■ Material for the task:
== == ==
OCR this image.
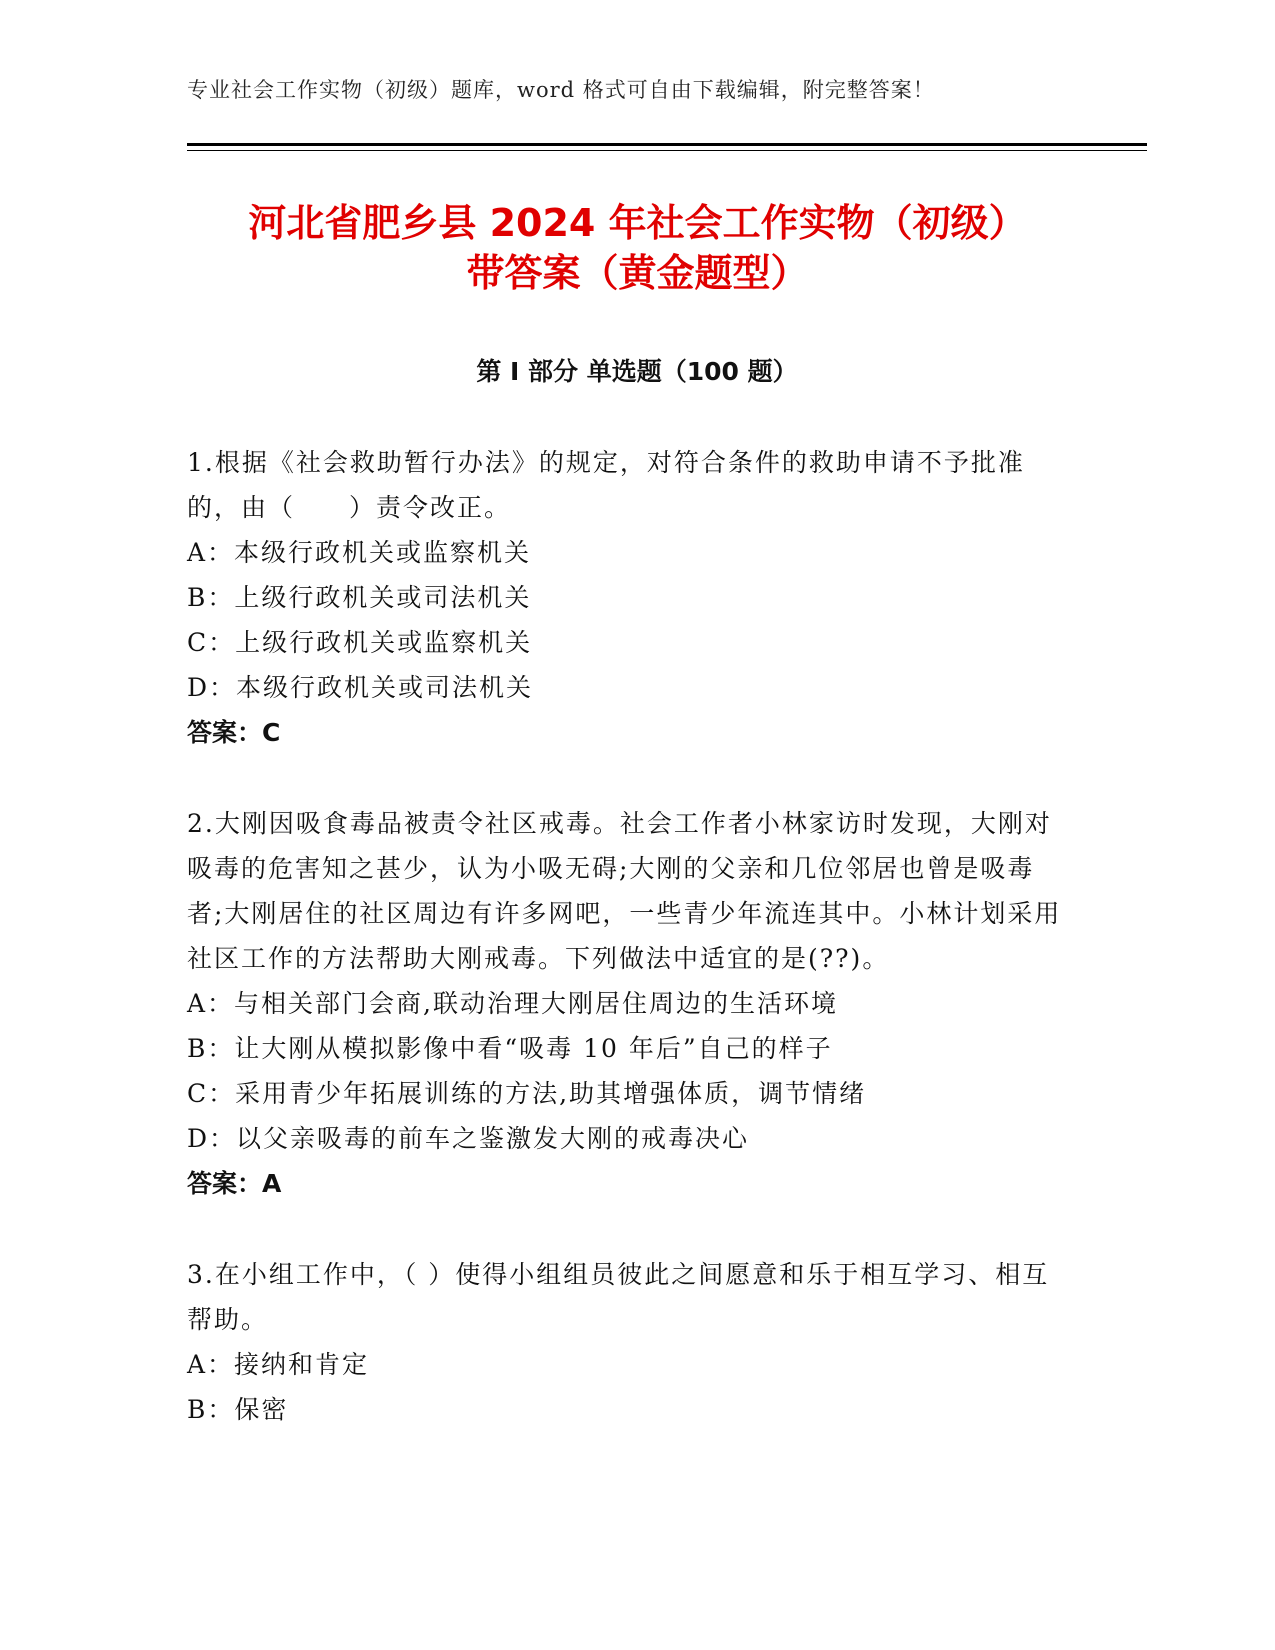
专业社会工作实物（初级）题库，word 格式可自由下载编辑，附完整答案！
河北省肥乡县 2024 年社会工作实物（初级）
带答案（黄金题型）
第 I 部分 单选题（100 题）

1.根据《社会救助暂行办法》的规定，对符合条件的救助申请不予批准的，由（　　）责令改正。

A：本级行政机关或监察机关

B：上级行政机关或司法机关

C：上级行政机关或监察机关

D：本级行政机关或司法机关

答案：C

2.大刚因吸食毒品被责令社区戒毒。社会工作者小林家访时发现，大刚对吸毒的危害知之甚少，认为小吸无碍;大刚的父亲和几位邻居也曾是吸毒者;大刚居住的社区周边有许多网吧，一些青少年流连其中。小林计划采用社区工作的方法帮助大刚戒毒。下列做法中适宜的是(??)。

A：与相关部门会商,联动治理大刚居住周边的生活环境

B：让大刚从模拟影像中看“吸毒 10 年后”自己的样子

C：采用青少年拓展训练的方法,助其增强体质，调节情绪

D：以父亲吸毒的前车之鉴激发大刚的戒毒决心

答案：A

3.在小组工作中，（ ）使得小组组员彼此之间愿意和乐于相互学习、相互帮助。

A：接纳和肯定

B：保密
== == ==
■ What the task asks:
Images in the records should not be copied. Repeat all the rest exactly.

■ Result:
OCR this image.
专业社会工作实物（初级）题库，word 格式可自由下载编辑，附完整答案！
河北省肥乡县 2024 年社会工作实物（初级）
带答案（黄金题型）
第 I 部分 单选题（100 题）

1.根据《社会救助暂行办法》的规定，对符合条件的救助申请不予批准的，由（　　）责令改正。

A：本级行政机关或监察机关

B：上级行政机关或司法机关

C：上级行政机关或监察机关

D：本级行政机关或司法机关

答案：C

2.大刚因吸食毒品被责令社区戒毒。社会工作者小林家访时发现，大刚对吸毒的危害知之甚少，认为小吸无碍;大刚的父亲和几位邻居也曾是吸毒者;大刚居住的社区周边有许多网吧，一些青少年流连其中。小林计划采用社区工作的方法帮助大刚戒毒。下列做法中适宜的是(??)。

A：与相关部门会商,联动治理大刚居住周边的生活环境

B：让大刚从模拟影像中看“吸毒 10 年后”自己的样子

C：采用青少年拓展训练的方法,助其增强体质，调节情绪

D：以父亲吸毒的前车之鉴激发大刚的戒毒决心

答案：A

3.在小组工作中，（ ）使得小组组员彼此之间愿意和乐于相互学习、相互帮助。

A：接纳和肯定

B：保密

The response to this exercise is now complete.